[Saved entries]
::::::::::

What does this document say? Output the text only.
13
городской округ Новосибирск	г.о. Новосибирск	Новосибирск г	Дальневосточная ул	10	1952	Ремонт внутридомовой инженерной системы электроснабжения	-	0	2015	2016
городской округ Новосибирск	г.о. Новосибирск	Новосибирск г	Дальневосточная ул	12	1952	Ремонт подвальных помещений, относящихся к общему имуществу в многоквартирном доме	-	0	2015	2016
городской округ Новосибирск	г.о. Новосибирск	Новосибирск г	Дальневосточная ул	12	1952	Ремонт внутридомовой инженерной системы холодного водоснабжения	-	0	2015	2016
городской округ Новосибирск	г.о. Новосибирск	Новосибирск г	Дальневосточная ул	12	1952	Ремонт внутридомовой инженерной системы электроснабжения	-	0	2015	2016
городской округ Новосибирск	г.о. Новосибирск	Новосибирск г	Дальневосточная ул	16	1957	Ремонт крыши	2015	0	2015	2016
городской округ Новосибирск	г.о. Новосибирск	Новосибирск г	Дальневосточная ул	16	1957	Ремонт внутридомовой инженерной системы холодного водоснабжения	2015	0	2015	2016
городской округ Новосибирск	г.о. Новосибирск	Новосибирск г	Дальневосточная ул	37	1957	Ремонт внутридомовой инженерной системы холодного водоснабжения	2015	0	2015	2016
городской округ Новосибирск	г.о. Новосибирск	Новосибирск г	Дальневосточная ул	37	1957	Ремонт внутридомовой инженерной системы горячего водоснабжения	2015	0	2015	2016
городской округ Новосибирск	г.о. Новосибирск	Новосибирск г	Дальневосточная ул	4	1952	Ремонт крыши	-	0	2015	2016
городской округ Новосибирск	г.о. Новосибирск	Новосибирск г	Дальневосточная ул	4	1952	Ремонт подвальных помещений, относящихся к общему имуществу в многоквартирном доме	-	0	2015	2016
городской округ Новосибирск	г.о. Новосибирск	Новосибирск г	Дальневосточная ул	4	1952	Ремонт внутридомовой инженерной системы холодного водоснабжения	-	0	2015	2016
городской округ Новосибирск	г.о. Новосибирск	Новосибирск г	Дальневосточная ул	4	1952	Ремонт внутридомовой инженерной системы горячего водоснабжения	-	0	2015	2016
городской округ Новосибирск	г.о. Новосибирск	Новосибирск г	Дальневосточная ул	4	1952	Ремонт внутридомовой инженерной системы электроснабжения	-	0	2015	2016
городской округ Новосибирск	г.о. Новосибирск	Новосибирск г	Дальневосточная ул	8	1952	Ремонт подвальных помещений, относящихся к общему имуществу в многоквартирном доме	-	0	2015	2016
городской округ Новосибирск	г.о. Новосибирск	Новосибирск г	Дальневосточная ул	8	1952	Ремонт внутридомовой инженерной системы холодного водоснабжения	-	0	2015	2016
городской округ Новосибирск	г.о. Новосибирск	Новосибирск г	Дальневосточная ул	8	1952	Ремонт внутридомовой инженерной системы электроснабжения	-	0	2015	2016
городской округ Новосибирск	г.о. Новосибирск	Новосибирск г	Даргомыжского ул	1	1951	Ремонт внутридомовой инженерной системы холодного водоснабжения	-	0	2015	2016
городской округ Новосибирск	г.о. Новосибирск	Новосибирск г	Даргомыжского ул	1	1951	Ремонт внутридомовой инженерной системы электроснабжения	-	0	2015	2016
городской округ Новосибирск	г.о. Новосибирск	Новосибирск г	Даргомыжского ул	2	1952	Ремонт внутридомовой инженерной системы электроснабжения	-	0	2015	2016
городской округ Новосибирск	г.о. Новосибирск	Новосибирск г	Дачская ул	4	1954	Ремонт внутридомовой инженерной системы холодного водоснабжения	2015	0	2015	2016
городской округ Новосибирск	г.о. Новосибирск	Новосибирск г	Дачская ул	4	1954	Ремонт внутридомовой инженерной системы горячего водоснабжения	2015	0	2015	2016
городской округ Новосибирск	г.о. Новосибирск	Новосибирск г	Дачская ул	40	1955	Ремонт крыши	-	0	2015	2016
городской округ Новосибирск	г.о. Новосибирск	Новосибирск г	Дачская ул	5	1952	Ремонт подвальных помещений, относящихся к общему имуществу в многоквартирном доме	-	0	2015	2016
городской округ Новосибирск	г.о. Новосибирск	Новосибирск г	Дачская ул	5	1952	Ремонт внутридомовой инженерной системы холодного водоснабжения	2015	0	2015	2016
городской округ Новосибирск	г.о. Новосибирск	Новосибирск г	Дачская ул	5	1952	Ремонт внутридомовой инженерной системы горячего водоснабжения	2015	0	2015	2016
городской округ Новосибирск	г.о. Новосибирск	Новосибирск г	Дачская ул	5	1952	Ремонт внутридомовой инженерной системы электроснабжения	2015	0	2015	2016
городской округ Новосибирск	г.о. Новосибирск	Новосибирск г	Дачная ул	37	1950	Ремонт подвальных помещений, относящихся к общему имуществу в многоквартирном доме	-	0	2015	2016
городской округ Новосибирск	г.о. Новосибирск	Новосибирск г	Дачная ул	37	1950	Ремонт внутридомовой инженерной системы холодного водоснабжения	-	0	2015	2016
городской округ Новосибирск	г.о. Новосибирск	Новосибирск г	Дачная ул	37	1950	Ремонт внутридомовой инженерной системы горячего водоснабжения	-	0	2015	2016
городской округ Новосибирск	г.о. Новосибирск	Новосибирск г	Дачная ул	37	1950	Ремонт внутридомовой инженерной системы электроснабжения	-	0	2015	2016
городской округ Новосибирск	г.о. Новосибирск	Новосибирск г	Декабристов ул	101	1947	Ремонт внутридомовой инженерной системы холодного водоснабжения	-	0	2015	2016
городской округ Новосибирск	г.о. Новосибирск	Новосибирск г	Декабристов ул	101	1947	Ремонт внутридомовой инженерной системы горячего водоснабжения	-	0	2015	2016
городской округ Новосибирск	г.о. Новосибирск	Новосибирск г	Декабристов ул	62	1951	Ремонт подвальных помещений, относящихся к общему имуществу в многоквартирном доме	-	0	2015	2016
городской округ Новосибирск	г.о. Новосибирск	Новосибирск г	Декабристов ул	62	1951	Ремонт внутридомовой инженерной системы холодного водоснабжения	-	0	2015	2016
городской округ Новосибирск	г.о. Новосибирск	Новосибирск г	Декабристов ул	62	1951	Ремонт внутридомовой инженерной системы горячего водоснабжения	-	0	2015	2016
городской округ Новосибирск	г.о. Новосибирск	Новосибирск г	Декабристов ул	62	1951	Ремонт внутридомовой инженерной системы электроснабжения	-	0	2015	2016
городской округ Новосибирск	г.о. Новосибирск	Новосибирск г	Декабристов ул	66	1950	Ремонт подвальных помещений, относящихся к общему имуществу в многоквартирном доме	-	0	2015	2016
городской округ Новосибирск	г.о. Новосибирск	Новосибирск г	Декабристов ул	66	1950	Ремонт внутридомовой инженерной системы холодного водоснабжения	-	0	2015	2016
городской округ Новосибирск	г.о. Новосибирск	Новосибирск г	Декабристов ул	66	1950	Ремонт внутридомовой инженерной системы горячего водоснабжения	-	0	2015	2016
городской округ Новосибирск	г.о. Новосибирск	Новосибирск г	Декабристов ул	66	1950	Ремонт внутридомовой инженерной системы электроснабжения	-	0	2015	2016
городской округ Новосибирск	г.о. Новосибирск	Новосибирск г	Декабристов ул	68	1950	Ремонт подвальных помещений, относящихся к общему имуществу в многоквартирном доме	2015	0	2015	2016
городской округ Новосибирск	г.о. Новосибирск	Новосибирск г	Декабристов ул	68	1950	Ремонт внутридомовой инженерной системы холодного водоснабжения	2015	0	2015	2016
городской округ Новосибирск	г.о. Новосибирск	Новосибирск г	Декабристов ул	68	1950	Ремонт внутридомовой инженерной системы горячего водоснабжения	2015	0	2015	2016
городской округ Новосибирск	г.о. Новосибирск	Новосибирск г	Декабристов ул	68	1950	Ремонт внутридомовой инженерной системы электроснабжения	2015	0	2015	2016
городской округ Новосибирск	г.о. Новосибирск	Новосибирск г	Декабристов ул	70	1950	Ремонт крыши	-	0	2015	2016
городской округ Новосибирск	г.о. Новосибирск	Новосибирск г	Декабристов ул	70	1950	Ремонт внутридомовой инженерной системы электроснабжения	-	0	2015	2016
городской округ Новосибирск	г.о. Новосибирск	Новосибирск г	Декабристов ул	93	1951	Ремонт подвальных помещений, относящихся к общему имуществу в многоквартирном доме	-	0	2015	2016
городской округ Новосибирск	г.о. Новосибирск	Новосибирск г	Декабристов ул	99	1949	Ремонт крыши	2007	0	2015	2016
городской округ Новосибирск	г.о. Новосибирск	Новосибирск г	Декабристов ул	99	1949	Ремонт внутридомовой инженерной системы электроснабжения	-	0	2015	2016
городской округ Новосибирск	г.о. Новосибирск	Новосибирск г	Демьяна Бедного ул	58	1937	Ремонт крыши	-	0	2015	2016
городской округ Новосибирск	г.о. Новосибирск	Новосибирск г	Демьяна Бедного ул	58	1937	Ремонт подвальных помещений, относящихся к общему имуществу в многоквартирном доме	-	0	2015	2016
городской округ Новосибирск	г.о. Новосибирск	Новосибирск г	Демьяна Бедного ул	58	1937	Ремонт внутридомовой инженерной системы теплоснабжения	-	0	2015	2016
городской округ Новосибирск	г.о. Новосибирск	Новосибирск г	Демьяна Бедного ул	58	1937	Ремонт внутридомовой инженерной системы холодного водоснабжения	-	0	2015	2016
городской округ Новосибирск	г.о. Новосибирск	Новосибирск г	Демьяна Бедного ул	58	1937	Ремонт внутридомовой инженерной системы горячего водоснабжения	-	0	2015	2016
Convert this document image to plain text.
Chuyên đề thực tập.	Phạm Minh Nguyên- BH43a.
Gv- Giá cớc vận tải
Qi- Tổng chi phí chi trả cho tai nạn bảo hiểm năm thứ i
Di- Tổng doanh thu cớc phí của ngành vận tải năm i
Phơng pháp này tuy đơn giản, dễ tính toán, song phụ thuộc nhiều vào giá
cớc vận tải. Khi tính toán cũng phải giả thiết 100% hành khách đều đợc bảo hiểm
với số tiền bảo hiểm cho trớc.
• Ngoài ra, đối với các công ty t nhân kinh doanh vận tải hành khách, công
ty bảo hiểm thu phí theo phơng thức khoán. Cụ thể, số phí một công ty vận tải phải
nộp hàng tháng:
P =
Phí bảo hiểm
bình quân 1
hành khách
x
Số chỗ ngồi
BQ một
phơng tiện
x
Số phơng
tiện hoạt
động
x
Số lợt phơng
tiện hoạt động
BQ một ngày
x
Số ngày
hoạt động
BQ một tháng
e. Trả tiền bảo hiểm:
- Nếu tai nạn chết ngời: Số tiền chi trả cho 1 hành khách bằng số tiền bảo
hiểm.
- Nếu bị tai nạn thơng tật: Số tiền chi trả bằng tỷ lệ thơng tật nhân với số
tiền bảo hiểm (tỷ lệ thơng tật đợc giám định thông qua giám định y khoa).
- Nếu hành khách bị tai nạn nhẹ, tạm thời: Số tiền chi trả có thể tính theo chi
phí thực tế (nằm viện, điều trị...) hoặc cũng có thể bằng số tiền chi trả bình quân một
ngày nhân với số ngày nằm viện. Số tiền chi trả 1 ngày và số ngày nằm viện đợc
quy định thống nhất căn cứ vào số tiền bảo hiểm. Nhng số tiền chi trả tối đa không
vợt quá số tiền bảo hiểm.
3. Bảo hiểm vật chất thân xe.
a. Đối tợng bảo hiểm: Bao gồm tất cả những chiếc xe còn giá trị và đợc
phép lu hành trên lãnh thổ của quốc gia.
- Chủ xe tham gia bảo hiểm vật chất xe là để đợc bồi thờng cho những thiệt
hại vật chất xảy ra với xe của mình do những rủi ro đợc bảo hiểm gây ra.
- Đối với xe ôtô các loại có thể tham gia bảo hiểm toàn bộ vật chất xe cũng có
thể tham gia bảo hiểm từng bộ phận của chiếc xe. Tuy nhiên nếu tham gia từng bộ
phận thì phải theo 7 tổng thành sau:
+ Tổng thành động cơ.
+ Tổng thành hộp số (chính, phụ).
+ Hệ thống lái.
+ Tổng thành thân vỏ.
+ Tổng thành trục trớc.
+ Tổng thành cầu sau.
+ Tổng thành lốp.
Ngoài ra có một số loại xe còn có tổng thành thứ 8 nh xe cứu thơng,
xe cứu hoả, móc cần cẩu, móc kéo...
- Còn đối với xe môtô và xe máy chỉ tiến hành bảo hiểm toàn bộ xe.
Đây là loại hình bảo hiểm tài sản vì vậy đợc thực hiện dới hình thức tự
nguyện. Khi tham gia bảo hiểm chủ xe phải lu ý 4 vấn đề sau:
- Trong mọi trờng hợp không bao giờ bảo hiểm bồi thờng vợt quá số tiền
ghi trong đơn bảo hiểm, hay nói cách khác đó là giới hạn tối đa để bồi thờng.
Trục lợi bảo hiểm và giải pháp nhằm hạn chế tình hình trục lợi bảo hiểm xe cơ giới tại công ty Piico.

::::::::::

JOB:
Pull out every line holding "bằng" from the records above, and copy it.

COMPLETED TASK:
- Nếu tai nạn chết ngời: Số tiền chi trả cho 1 hành khách bằng số tiền bảo
- Nếu bị tai nạn thơng tật: Số tiền chi trả bằng tỷ lệ thơng tật nhân với số
phí thực tế (nằm viện, điều trị...) hoặc cũng có thể bằng số tiền chi trả bình quân một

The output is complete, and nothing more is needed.